- _SHORT EXERCISE_: Extract the rows from the start through the line containing "force-logout-button[interactable]: 强退 xyxy=(1450,670,1493,689)", including that line, and reproduce them without any changes.

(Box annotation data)

--

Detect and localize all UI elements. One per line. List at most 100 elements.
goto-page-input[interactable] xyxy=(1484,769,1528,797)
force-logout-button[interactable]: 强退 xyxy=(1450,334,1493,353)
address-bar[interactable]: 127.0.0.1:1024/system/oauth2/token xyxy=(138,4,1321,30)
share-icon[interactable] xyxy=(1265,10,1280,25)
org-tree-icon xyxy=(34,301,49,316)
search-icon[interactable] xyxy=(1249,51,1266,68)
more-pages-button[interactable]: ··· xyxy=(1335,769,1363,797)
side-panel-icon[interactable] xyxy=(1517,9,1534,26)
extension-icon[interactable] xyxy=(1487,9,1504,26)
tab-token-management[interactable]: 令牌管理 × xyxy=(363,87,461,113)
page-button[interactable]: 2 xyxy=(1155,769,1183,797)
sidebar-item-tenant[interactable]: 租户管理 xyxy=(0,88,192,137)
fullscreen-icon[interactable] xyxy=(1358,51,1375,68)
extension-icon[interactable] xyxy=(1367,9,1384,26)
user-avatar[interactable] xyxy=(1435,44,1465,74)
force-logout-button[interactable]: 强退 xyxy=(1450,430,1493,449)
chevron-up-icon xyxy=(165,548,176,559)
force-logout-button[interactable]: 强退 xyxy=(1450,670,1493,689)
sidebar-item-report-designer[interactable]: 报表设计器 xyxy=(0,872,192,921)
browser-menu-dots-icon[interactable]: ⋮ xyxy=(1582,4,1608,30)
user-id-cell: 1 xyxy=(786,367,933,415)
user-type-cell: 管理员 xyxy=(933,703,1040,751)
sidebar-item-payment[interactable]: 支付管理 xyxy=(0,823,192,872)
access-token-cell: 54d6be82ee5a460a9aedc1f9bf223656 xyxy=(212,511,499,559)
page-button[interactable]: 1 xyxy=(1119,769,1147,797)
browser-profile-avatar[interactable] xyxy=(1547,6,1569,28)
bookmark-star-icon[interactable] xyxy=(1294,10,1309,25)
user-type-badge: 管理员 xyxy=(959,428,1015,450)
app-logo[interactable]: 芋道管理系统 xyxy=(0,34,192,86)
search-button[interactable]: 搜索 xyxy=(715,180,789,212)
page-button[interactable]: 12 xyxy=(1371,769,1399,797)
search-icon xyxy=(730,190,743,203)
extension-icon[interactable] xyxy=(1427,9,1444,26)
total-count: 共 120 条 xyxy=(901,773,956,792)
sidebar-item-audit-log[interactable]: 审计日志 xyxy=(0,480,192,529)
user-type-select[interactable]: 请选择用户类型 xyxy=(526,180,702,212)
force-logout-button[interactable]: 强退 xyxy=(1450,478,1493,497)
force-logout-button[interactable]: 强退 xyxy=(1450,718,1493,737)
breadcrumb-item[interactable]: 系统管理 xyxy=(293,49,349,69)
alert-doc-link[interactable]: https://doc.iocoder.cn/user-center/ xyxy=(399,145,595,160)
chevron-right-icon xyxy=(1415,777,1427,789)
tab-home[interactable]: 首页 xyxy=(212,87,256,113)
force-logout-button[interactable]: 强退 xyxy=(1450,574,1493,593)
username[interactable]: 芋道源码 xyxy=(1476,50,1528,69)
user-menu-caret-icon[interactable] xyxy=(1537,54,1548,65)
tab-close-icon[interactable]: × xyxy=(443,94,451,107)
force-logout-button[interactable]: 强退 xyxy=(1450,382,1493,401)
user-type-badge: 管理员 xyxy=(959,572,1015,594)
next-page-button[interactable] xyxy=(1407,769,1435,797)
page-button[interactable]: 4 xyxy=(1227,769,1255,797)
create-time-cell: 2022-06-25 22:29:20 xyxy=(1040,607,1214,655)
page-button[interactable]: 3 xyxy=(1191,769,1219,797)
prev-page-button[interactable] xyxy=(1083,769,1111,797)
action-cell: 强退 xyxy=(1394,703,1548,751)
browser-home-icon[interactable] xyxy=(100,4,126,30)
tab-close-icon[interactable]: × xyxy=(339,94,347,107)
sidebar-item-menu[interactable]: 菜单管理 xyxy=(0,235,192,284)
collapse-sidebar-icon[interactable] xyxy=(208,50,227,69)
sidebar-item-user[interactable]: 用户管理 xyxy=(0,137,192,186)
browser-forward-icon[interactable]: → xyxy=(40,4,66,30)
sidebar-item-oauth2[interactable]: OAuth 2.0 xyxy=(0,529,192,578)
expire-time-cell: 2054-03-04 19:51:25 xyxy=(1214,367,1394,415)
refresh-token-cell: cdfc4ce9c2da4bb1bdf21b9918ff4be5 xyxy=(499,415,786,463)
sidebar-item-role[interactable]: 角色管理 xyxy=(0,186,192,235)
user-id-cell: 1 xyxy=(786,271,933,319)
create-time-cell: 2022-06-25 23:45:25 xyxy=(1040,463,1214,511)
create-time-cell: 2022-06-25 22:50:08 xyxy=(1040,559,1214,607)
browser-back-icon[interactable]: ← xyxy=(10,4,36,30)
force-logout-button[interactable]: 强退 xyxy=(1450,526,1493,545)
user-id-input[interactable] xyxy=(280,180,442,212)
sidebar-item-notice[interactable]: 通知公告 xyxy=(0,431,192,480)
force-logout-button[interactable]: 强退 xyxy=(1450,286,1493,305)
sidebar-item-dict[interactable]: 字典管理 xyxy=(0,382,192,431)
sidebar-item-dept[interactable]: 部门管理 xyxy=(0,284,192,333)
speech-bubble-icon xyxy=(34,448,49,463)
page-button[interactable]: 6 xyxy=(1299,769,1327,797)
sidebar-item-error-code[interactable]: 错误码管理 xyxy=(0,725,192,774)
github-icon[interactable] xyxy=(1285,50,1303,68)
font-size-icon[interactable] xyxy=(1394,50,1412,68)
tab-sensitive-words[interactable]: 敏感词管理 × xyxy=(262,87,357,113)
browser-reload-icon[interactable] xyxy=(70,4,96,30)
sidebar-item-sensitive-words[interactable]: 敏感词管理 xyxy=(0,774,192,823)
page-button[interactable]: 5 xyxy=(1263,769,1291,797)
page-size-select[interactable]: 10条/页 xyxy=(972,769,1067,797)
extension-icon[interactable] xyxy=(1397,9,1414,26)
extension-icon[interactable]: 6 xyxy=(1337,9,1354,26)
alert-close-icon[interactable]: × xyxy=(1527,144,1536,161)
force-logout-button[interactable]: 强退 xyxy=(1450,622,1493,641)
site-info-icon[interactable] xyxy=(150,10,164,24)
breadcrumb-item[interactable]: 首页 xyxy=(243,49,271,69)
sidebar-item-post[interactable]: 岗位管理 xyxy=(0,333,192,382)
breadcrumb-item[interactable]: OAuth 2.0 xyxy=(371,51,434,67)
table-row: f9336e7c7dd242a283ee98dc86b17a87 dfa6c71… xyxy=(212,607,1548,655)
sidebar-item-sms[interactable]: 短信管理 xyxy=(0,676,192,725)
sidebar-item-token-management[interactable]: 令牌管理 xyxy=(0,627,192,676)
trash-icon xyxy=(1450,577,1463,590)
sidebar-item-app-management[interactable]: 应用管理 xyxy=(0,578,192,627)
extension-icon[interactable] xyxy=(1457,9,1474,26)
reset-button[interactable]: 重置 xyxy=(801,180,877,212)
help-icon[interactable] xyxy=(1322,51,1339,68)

--

- _RESPONSE TO THIS EXERCISE_:
Detect and localize all UI elements. One per line. List at most 100 elements.
goto-page-input[interactable] xyxy=(1484,769,1528,797)
force-logout-button[interactable]: 强退 xyxy=(1450,334,1493,353)
address-bar[interactable]: 127.0.0.1:1024/system/oauth2/token xyxy=(138,4,1321,30)
share-icon[interactable] xyxy=(1265,10,1280,25)
org-tree-icon xyxy=(34,301,49,316)
search-icon[interactable] xyxy=(1249,51,1266,68)
more-pages-button[interactable]: ··· xyxy=(1335,769,1363,797)
side-panel-icon[interactable] xyxy=(1517,9,1534,26)
extension-icon[interactable] xyxy=(1487,9,1504,26)
tab-token-management[interactable]: 令牌管理 × xyxy=(363,87,461,113)
page-button[interactable]: 2 xyxy=(1155,769,1183,797)
sidebar-item-tenant[interactable]: 租户管理 xyxy=(0,88,192,137)
fullscreen-icon[interactable] xyxy=(1358,51,1375,68)
extension-icon[interactable] xyxy=(1367,9,1384,26)
user-avatar[interactable] xyxy=(1435,44,1465,74)
force-logout-button[interactable]: 强退 xyxy=(1450,430,1493,449)
chevron-up-icon xyxy=(165,548,176,559)
force-logout-button[interactable]: 强退 xyxy=(1450,670,1493,689)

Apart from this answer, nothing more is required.